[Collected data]
————

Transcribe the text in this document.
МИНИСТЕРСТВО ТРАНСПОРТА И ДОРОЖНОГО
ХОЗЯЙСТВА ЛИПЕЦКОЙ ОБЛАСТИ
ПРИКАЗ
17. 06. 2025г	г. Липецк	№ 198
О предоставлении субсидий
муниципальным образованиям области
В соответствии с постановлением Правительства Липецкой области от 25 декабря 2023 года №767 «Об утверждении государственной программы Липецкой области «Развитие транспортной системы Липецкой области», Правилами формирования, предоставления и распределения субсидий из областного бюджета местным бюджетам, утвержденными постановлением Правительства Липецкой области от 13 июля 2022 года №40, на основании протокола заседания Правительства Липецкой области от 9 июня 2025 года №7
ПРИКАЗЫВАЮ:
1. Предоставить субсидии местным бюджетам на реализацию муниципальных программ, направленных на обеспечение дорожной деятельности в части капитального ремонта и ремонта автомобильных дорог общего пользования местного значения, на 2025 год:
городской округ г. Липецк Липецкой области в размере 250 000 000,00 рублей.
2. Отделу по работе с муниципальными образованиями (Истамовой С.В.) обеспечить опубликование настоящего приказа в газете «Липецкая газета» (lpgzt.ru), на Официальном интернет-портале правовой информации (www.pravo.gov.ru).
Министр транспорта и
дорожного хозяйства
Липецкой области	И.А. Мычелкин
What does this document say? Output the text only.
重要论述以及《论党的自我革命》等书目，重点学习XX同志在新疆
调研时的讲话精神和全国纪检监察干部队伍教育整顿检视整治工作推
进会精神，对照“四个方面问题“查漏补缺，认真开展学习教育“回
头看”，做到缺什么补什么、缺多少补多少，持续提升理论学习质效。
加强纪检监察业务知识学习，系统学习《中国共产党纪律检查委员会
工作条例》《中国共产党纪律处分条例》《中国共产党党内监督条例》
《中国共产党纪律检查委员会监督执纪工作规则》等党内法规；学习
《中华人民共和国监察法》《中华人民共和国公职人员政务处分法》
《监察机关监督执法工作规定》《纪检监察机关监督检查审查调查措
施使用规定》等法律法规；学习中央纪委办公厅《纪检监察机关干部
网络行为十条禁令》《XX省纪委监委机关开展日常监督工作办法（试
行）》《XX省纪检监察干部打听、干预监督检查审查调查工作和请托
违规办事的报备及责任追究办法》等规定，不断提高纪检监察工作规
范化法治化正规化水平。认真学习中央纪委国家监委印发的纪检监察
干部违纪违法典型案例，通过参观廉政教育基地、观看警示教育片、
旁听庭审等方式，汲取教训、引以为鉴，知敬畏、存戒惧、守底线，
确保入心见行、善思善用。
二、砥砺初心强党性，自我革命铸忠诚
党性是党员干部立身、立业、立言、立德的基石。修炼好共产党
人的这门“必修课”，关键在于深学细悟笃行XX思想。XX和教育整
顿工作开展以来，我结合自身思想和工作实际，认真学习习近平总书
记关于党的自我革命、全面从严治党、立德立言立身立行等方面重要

————

* Requirements:
Restate all of the entries above precisely.

* Written response:
Transcribe the text in this document.
МИНИСТЕРСТВО ТРАНСПОРТА И ДОРОЖНОГО
ХОЗЯЙСТВА ЛИПЕЦКОЙ ОБЛАСТИ
ПРИКАЗ
17. 06. 2025г	г. Липецк	№ 198
О предоставлении субсидий
муниципальным образованиям области
В соответствии с постановлением Правительства Липецкой области от 25 декабря 2023 года №767 «Об утверждении государственной программы Липецкой области «Развитие транспортной системы Липецкой области», Правилами формирования, предоставления и распределения субсидий из областного бюджета местным бюджетам, утвержденными постановлением Правительства Липецкой области от 13 июля 2022 года №40, на основании протокола заседания Правительства Липецкой области от 9 июня 2025 года №7
ПРИКАЗЫВАЮ:
1. Предоставить субсидии местным бюджетам на реализацию муниципальных программ, направленных на обеспечение дорожной деятельности в части капитального ремонта и ремонта автомобильных дорог общего пользования местного значения, на 2025 год:
городской округ г. Липецк Липецкой области в размере 250 000 000,00 рублей.
2. Отделу по работе с муниципальными образованиями (Истамовой С.В.) обеспечить опубликование настоящего приказа в газете «Липецкая газета» (lpgzt.ru), на Официальном интернет-портале правовой информации (www.pravo.gov.ru).
Министр транспорта и
дорожного хозяйства
Липецкой области	И.А. Мычелкин
What does this document say? Output the text only.
重要论述以及《论党的自我革命》等书目，重点学习XX同志在新疆
调研时的讲话精神和全国纪检监察干部队伍教育整顿检视整治工作推
进会精神，对照“四个方面问题“查漏补缺，认真开展学习教育“回
头看”，做到缺什么补什么、缺多少补多少，持续提升理论学习质效。
加强纪检监察业务知识学习，系统学习《中国共产党纪律检查委员会
工作条例》《中国共产党纪律处分条例》《中国共产党党内监督条例》
《中国共产党纪律检查委员会监督执纪工作规则》等党内法规；学习
《中华人民共和国监察法》《中华人民共和国公职人员政务处分法》
《监察机关监督执法工作规定》《纪检监察机关监督检查审查调查措
施使用规定》等法律法规；学习中央纪委办公厅《纪检监察机关干部
网络行为十条禁令》《XX省纪委监委机关开展日常监督工作办法（试
行）》《XX省纪检监察干部打听、干预监督检查审查调查工作和请托
违规办事的报备及责任追究办法》等规定，不断提高纪检监察工作规
范化法治化正规化水平。认真学习中央纪委国家监委印发的纪检监察
干部违纪违法典型案例，通过参观廉政教育基地、观看警示教育片、
旁听庭审等方式，汲取教训、引以为鉴，知敬畏、存戒惧、守底线，
确保入心见行、善思善用。
二、砥砺初心强党性，自我革命铸忠诚
党性是党员干部立身、立业、立言、立德的基石。修炼好共产党
人的这门“必修课”，关键在于深学细悟笃行XX思想。XX和教育整
顿工作开展以来，我结合自身思想和工作实际，认真学习习近平总书
记关于党的自我革命、全面从严治党、立德立言立身立行等方面重要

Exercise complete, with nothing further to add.